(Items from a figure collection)
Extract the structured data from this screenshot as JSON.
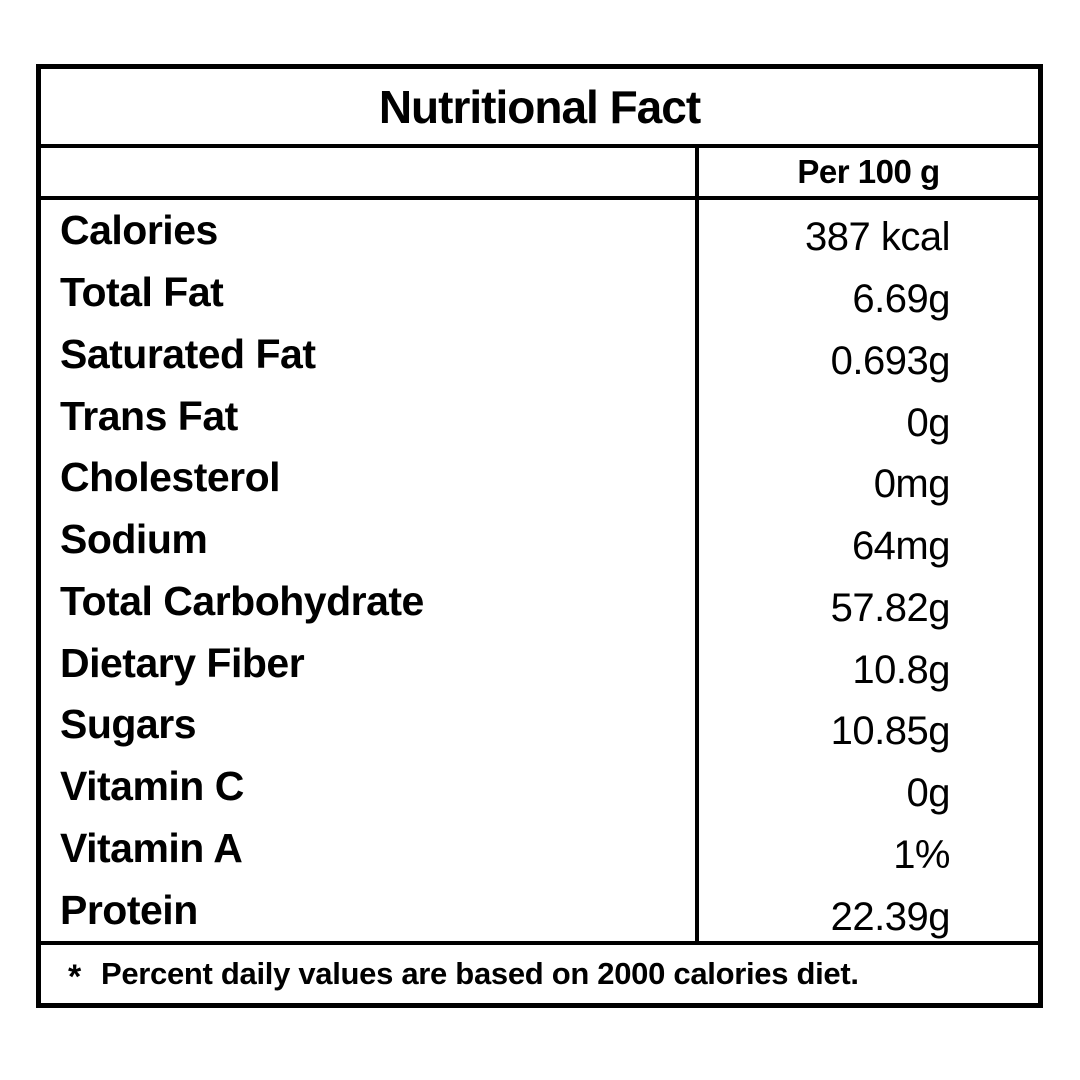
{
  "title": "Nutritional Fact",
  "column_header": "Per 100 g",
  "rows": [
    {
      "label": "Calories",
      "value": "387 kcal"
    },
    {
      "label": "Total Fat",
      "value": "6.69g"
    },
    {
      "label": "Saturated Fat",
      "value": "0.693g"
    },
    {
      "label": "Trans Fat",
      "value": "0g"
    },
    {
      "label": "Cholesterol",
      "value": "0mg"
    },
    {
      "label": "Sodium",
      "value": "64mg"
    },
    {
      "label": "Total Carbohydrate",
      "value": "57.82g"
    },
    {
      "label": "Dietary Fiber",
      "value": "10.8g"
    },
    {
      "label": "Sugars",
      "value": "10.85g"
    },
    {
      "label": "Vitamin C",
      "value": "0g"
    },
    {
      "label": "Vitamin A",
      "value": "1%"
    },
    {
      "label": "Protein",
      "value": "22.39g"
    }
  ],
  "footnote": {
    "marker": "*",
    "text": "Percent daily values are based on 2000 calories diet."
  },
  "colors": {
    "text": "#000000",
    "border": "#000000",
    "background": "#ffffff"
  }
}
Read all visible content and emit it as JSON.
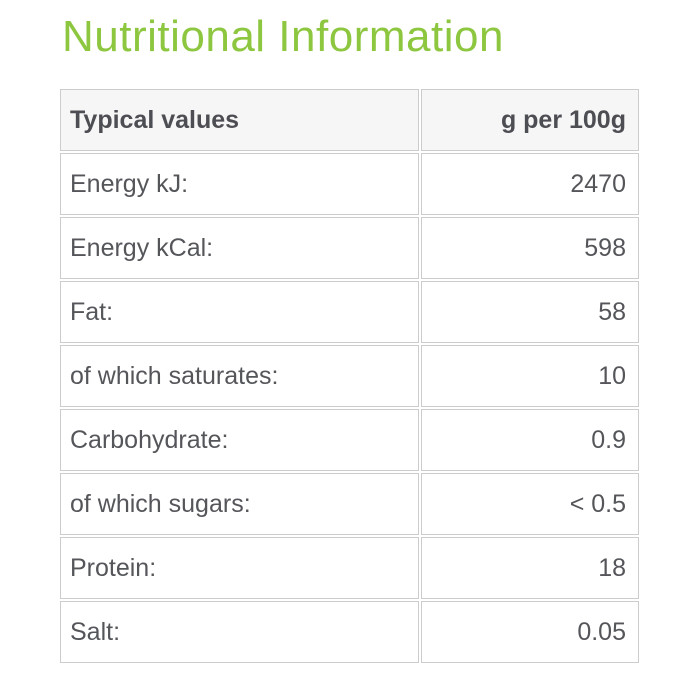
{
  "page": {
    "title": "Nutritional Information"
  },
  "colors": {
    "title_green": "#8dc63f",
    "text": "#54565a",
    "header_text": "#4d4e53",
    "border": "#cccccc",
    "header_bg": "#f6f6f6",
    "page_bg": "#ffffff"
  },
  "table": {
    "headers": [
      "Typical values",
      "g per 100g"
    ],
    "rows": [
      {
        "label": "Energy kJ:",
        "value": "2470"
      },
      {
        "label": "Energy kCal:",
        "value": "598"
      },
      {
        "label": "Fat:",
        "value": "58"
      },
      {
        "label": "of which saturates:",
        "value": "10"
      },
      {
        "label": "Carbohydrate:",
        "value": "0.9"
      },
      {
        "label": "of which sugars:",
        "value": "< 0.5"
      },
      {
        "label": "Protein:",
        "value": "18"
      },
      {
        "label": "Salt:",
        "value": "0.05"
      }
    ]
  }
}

• _TASK REQUIREMENTS_: Each record above should come back exactly the same, only without its pictures.

• _ANSWER SECTION_:
Extract the structured data from this screenshot as JSON.
{
  "title": "Nutritional Fact",
  "column_header": "Per 100 g",
  "rows": [
    {
      "label": "Calories",
      "value": "387 kcal"
    },
    {
      "label": "Total Fat",
      "value": "6.69g"
    },
    {
      "label": "Saturated Fat",
      "value": "0.693g"
    },
    {
      "label": "Trans Fat",
      "value": "0g"
    },
    {
      "label": "Cholesterol",
      "value": "0mg"
    },
    {
      "label": "Sodium",
      "value": "64mg"
    },
    {
      "label": "Total Carbohydrate",
      "value": "57.82g"
    },
    {
      "label": "Dietary Fiber",
      "value": "10.8g"
    },
    {
      "label": "Sugars",
      "value": "10.85g"
    },
    {
      "label": "Vitamin C",
      "value": "0g"
    },
    {
      "label": "Vitamin A",
      "value": "1%"
    },
    {
      "label": "Protein",
      "value": "22.39g"
    }
  ],
  "footnote": {
    "marker": "*",
    "text": "Percent daily values are based on 2000 calories diet."
  },
  "colors": {
    "text": "#000000",
    "border": "#000000",
    "background": "#ffffff"
  }
}
Read all visible content and emit it as JSON.
{
  "page": {
    "title": "Nutritional Information"
  },
  "colors": {
    "title_green": "#8dc63f",
    "text": "#54565a",
    "header_text": "#4d4e53",
    "border": "#cccccc",
    "header_bg": "#f6f6f6",
    "page_bg": "#ffffff"
  },
  "table": {
    "headers": [
      "Typical values",
      "g per 100g"
    ],
    "rows": [
      {
        "label": "Energy kJ:",
        "value": "2470"
      },
      {
        "label": "Energy kCal:",
        "value": "598"
      },
      {
        "label": "Fat:",
        "value": "58"
      },
      {
        "label": "of which saturates:",
        "value": "10"
      },
      {
        "label": "Carbohydrate:",
        "value": "0.9"
      },
      {
        "label": "of which sugars:",
        "value": "< 0.5"
      },
      {
        "label": "Protein:",
        "value": "18"
      },
      {
        "label": "Salt:",
        "value": "0.05"
      }
    ]
  }
}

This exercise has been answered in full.